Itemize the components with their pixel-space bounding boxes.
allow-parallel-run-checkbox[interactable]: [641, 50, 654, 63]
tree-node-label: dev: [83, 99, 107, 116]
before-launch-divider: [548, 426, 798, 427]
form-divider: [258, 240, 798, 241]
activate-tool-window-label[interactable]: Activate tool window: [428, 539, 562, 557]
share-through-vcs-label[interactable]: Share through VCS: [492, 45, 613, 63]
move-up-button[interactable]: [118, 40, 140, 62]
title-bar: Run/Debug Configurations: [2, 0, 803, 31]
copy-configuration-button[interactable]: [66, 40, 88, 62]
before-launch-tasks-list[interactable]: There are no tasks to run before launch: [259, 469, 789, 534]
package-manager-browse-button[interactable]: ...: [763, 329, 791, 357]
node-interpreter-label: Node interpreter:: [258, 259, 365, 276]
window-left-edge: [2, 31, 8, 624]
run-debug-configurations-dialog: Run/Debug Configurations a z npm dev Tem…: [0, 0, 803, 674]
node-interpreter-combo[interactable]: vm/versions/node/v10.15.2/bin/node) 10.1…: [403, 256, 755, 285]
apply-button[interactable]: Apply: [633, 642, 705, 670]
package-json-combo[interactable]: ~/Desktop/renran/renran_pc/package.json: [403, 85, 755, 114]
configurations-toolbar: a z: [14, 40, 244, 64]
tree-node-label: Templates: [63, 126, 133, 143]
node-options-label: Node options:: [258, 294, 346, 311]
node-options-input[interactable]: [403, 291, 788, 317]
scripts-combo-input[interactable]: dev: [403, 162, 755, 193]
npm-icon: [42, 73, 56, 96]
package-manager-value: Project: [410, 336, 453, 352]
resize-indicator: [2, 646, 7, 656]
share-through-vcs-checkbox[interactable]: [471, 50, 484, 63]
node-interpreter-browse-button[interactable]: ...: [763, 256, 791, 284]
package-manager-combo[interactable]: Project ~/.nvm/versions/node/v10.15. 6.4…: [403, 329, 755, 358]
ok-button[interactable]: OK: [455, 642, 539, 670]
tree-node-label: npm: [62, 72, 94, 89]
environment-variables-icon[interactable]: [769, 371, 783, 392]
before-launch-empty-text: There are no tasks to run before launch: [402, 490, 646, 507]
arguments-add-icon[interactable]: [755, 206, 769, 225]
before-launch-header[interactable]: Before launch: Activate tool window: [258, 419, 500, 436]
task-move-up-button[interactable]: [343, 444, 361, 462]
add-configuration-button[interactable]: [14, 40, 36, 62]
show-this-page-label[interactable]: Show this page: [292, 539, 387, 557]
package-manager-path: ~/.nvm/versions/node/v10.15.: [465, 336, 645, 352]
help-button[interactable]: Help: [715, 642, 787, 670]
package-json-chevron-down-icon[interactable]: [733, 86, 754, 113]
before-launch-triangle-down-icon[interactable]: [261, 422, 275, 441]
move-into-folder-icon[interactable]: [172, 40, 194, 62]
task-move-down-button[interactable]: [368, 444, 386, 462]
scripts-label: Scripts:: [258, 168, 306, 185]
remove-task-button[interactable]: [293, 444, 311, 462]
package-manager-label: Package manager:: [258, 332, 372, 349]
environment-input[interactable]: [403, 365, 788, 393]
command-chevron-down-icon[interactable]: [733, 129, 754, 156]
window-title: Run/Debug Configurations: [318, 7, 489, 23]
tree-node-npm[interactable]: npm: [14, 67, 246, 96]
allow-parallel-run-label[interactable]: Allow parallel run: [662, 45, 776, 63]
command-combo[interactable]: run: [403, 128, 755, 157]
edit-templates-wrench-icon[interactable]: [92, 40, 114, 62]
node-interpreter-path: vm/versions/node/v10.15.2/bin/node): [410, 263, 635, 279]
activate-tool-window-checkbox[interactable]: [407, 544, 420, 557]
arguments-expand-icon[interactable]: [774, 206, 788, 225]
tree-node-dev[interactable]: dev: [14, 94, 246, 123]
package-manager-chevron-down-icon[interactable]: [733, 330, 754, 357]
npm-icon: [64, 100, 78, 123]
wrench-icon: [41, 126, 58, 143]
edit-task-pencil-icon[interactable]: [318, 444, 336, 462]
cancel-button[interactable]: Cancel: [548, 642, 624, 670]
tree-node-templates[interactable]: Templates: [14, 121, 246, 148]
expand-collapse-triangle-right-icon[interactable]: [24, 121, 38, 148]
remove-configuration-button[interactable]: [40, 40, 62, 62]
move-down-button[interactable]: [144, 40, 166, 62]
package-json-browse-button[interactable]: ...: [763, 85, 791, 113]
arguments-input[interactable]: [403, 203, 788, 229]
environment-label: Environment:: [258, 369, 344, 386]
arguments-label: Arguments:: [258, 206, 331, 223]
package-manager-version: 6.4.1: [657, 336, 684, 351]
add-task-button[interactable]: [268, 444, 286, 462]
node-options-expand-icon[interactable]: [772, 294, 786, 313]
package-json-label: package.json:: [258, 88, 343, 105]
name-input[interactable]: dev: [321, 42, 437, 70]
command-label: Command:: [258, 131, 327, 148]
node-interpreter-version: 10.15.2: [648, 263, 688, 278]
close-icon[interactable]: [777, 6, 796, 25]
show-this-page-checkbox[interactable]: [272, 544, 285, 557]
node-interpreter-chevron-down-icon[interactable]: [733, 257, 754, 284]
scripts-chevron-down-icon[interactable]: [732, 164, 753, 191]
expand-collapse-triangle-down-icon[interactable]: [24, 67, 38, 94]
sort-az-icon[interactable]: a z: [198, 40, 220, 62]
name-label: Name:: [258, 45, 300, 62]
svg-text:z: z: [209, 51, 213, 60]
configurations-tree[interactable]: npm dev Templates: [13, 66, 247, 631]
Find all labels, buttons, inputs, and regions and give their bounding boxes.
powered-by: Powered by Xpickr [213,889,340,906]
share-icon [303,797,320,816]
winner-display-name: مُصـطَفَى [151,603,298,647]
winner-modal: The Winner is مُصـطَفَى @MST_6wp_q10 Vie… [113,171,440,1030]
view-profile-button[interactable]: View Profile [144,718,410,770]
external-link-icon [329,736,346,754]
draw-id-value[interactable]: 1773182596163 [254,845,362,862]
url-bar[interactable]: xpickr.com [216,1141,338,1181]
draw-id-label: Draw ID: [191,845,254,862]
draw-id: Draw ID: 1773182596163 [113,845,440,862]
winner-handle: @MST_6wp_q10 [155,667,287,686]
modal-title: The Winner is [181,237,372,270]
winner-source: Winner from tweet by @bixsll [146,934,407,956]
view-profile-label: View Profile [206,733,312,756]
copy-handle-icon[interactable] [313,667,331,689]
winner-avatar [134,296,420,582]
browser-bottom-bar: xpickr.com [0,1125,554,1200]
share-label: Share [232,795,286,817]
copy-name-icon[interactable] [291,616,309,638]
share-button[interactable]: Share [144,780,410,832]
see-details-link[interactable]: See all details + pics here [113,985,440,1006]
+===+
### Set problem
Please transcribe every one of the records above, copying each line exactly.

### Result of this exercise
Itemize the components with their pixel-space bounding boxes.
allow-parallel-run-checkbox[interactable]: [641, 50, 654, 63]
tree-node-label: dev: [83, 99, 107, 116]
before-launch-divider: [548, 426, 798, 427]
form-divider: [258, 240, 798, 241]
activate-tool-window-label[interactable]: Activate tool window: [428, 539, 562, 557]
share-through-vcs-label[interactable]: Share through VCS: [492, 45, 613, 63]
move-up-button[interactable]: [118, 40, 140, 62]
title-bar: Run/Debug Configurations: [2, 0, 803, 31]
copy-configuration-button[interactable]: [66, 40, 88, 62]
before-launch-tasks-list[interactable]: There are no tasks to run before launch: [259, 469, 789, 534]
package-manager-browse-button[interactable]: ...: [763, 329, 791, 357]
node-interpreter-label: Node interpreter:: [258, 259, 365, 276]
window-left-edge: [2, 31, 8, 624]
run-debug-configurations-dialog: Run/Debug Configurations a z npm dev Tem…: [0, 0, 803, 674]
node-interpreter-combo[interactable]: vm/versions/node/v10.15.2/bin/node) 10.1…: [403, 256, 755, 285]
apply-button[interactable]: Apply: [633, 642, 705, 670]
package-json-combo[interactable]: ~/Desktop/renran/renran_pc/package.json: [403, 85, 755, 114]
configurations-toolbar: a z: [14, 40, 244, 64]
tree-node-label: Templates: [63, 126, 133, 143]
node-options-label: Node options:: [258, 294, 346, 311]
node-options-input[interactable]: [403, 291, 788, 317]
scripts-combo-input[interactable]: dev: [403, 162, 755, 193]
npm-icon: [42, 73, 56, 96]
package-manager-value: Project: [410, 336, 453, 352]
resize-indicator: [2, 646, 7, 656]
share-through-vcs-checkbox[interactable]: [471, 50, 484, 63]
node-interpreter-browse-button[interactable]: ...: [763, 256, 791, 284]
package-manager-combo[interactable]: Project ~/.nvm/versions/node/v10.15. 6.4…: [403, 329, 755, 358]
ok-button[interactable]: OK: [455, 642, 539, 670]
tree-node-label: npm: [62, 72, 94, 89]
environment-variables-icon[interactable]: [769, 371, 783, 392]
before-launch-empty-text: There are no tasks to run before launch: [402, 490, 646, 507]
arguments-add-icon[interactable]: [755, 206, 769, 225]
before-launch-header[interactable]: Before launch: Activate tool window: [258, 419, 500, 436]
task-move-up-button[interactable]: [343, 444, 361, 462]
add-configuration-button[interactable]: [14, 40, 36, 62]
show-this-page-label[interactable]: Show this page: [292, 539, 387, 557]
package-manager-path: ~/.nvm/versions/node/v10.15.: [465, 336, 645, 352]
help-button[interactable]: Help: [715, 642, 787, 670]
package-json-chevron-down-icon[interactable]: [733, 86, 754, 113]
before-launch-triangle-down-icon[interactable]: [261, 422, 275, 441]
move-into-folder-icon[interactable]: [172, 40, 194, 62]
task-move-down-button[interactable]: [368, 444, 386, 462]
scripts-label: Scripts:: [258, 168, 306, 185]
remove-task-button[interactable]: [293, 444, 311, 462]
package-manager-label: Package manager:: [258, 332, 372, 349]
environment-input[interactable]: [403, 365, 788, 393]
command-chevron-down-icon[interactable]: [733, 129, 754, 156]
window-title: Run/Debug Configurations: [318, 7, 489, 23]
tree-node-npm[interactable]: npm: [14, 67, 246, 96]
allow-parallel-run-label[interactable]: Allow parallel run: [662, 45, 776, 63]
command-combo[interactable]: run: [403, 128, 755, 157]
edit-templates-wrench-icon[interactable]: [92, 40, 114, 62]
node-interpreter-path: vm/versions/node/v10.15.2/bin/node): [410, 263, 635, 279]
activate-tool-window-checkbox[interactable]: [407, 544, 420, 557]
arguments-expand-icon[interactable]: [774, 206, 788, 225]
tree-node-dev[interactable]: dev: [14, 94, 246, 123]
package-manager-chevron-down-icon[interactable]: [733, 330, 754, 357]
npm-icon: [64, 100, 78, 123]
wrench-icon: [41, 126, 58, 143]
edit-task-pencil-icon[interactable]: [318, 444, 336, 462]
cancel-button[interactable]: Cancel: [548, 642, 624, 670]
tree-node-templates[interactable]: Templates: [14, 121, 246, 148]
expand-collapse-triangle-right-icon[interactable]: [24, 121, 38, 148]
remove-configuration-button[interactable]: [40, 40, 62, 62]
move-down-button[interactable]: [144, 40, 166, 62]
package-json-browse-button[interactable]: ...: [763, 85, 791, 113]
arguments-input[interactable]: [403, 203, 788, 229]
environment-label: Environment:: [258, 369, 344, 386]
arguments-label: Arguments:: [258, 206, 331, 223]
package-manager-version: 6.4.1: [657, 336, 684, 351]
add-task-button[interactable]: [268, 444, 286, 462]
node-options-expand-icon[interactable]: [772, 294, 786, 313]
package-json-label: package.json:: [258, 88, 343, 105]
name-input[interactable]: dev: [321, 42, 437, 70]
command-label: Command:: [258, 131, 327, 148]
node-interpreter-version: 10.15.2: [648, 263, 688, 278]
close-icon[interactable]: [777, 6, 796, 25]
show-this-page-checkbox[interactable]: [272, 544, 285, 557]
node-interpreter-chevron-down-icon[interactable]: [733, 257, 754, 284]
scripts-chevron-down-icon[interactable]: [732, 164, 753, 191]
expand-collapse-triangle-down-icon[interactable]: [24, 67, 38, 94]
sort-az-icon[interactable]: a z: [198, 40, 220, 62]
name-label: Name:: [258, 45, 300, 62]
svg-text:z: z: [209, 51, 213, 60]
configurations-tree[interactable]: npm dev Templates: [13, 66, 247, 631]
Find all labels, buttons, inputs, and regions and give their bounding boxes.
powered-by: Powered by Xpickr [213,889,340,906]
share-icon [303,797,320,816]
winner-display-name: مُصـطَفَى [151,603,298,647]
winner-modal: The Winner is مُصـطَفَى @MST_6wp_q10 Vie… [113,171,440,1030]
view-profile-button[interactable]: View Profile [144,718,410,770]
external-link-icon [329,736,346,754]
draw-id-value[interactable]: 1773182596163 [254,845,362,862]
url-bar[interactable]: xpickr.com [216,1141,338,1181]
draw-id-label: Draw ID: [191,845,254,862]
draw-id: Draw ID: 1773182596163 [113,845,440,862]
winner-handle: @MST_6wp_q10 [155,667,287,686]
modal-title: The Winner is [181,237,372,270]
winner-source: Winner from tweet by @bixsll [146,934,407,956]
view-profile-label: View Profile [206,733,312,756]
copy-handle-icon[interactable] [313,667,331,689]
winner-avatar [134,296,420,582]
browser-bottom-bar: xpickr.com [0,1125,554,1200]
share-label: Share [232,795,286,817]
copy-name-icon[interactable] [291,616,309,638]
share-button[interactable]: Share [144,780,410,832]
see-details-link[interactable]: See all details + pics here [113,985,440,1006]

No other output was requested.